▼
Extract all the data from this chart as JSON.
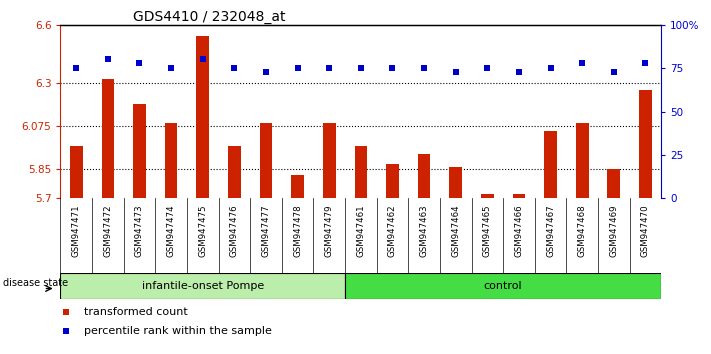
{
  "title": "GDS4410 / 232048_at",
  "samples": [
    "GSM947471",
    "GSM947472",
    "GSM947473",
    "GSM947474",
    "GSM947475",
    "GSM947476",
    "GSM947477",
    "GSM947478",
    "GSM947479",
    "GSM947461",
    "GSM947462",
    "GSM947463",
    "GSM947464",
    "GSM947465",
    "GSM947466",
    "GSM947467",
    "GSM947468",
    "GSM947469",
    "GSM947470"
  ],
  "red_values": [
    5.97,
    6.32,
    6.19,
    6.09,
    6.54,
    5.97,
    6.09,
    5.82,
    6.09,
    5.97,
    5.88,
    5.93,
    5.86,
    5.72,
    5.72,
    6.05,
    6.09,
    5.85,
    6.26
  ],
  "blue_values": [
    75,
    80,
    78,
    75,
    80,
    75,
    73,
    75,
    75,
    75,
    75,
    75,
    73,
    75,
    73,
    75,
    78,
    73,
    78
  ],
  "group1_count": 9,
  "group2_count": 10,
  "group1_label": "infantile-onset Pompe",
  "group2_label": "control",
  "ylim_left": [
    5.7,
    6.6
  ],
  "ylim_right": [
    0,
    100
  ],
  "yticks_left": [
    5.7,
    5.85,
    6.075,
    6.3,
    6.6
  ],
  "ytick_labels_left": [
    "5.7",
    "5.85",
    "6.075",
    "6.3",
    "6.6"
  ],
  "yticks_right": [
    0,
    25,
    50,
    75,
    100
  ],
  "ytick_labels_right": [
    "0",
    "25",
    "50",
    "75",
    "100%"
  ],
  "hlines": [
    5.85,
    6.075,
    6.3
  ],
  "bar_color": "#CC2200",
  "dot_color": "#0000CC",
  "bg_color": "#CCCCCC",
  "group1_bg": "#BBEEAA",
  "group2_bg": "#44DD44",
  "disease_state_label": "disease state",
  "legend_red": "transformed count",
  "legend_blue": "percentile rank within the sample",
  "dot_size": 5,
  "bar_width": 0.4
}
▲
### Do this
Copy the listing word for word, excluding its pictures.

### Written solution
Extract all the data from this chart as JSON.
{
  "title": "GDS4410 / 232048_at",
  "samples": [
    "GSM947471",
    "GSM947472",
    "GSM947473",
    "GSM947474",
    "GSM947475",
    "GSM947476",
    "GSM947477",
    "GSM947478",
    "GSM947479",
    "GSM947461",
    "GSM947462",
    "GSM947463",
    "GSM947464",
    "GSM947465",
    "GSM947466",
    "GSM947467",
    "GSM947468",
    "GSM947469",
    "GSM947470"
  ],
  "red_values": [
    5.97,
    6.32,
    6.19,
    6.09,
    6.54,
    5.97,
    6.09,
    5.82,
    6.09,
    5.97,
    5.88,
    5.93,
    5.86,
    5.72,
    5.72,
    6.05,
    6.09,
    5.85,
    6.26
  ],
  "blue_values": [
    75,
    80,
    78,
    75,
    80,
    75,
    73,
    75,
    75,
    75,
    75,
    75,
    73,
    75,
    73,
    75,
    78,
    73,
    78
  ],
  "group1_count": 9,
  "group2_count": 10,
  "group1_label": "infantile-onset Pompe",
  "group2_label": "control",
  "ylim_left": [
    5.7,
    6.6
  ],
  "ylim_right": [
    0,
    100
  ],
  "yticks_left": [
    5.7,
    5.85,
    6.075,
    6.3,
    6.6
  ],
  "ytick_labels_left": [
    "5.7",
    "5.85",
    "6.075",
    "6.3",
    "6.6"
  ],
  "yticks_right": [
    0,
    25,
    50,
    75,
    100
  ],
  "ytick_labels_right": [
    "0",
    "25",
    "50",
    "75",
    "100%"
  ],
  "hlines": [
    5.85,
    6.075,
    6.3
  ],
  "bar_color": "#CC2200",
  "dot_color": "#0000CC",
  "bg_color": "#CCCCCC",
  "group1_bg": "#BBEEAA",
  "group2_bg": "#44DD44",
  "disease_state_label": "disease state",
  "legend_red": "transformed count",
  "legend_blue": "percentile rank within the sample",
  "dot_size": 5,
  "bar_width": 0.4
}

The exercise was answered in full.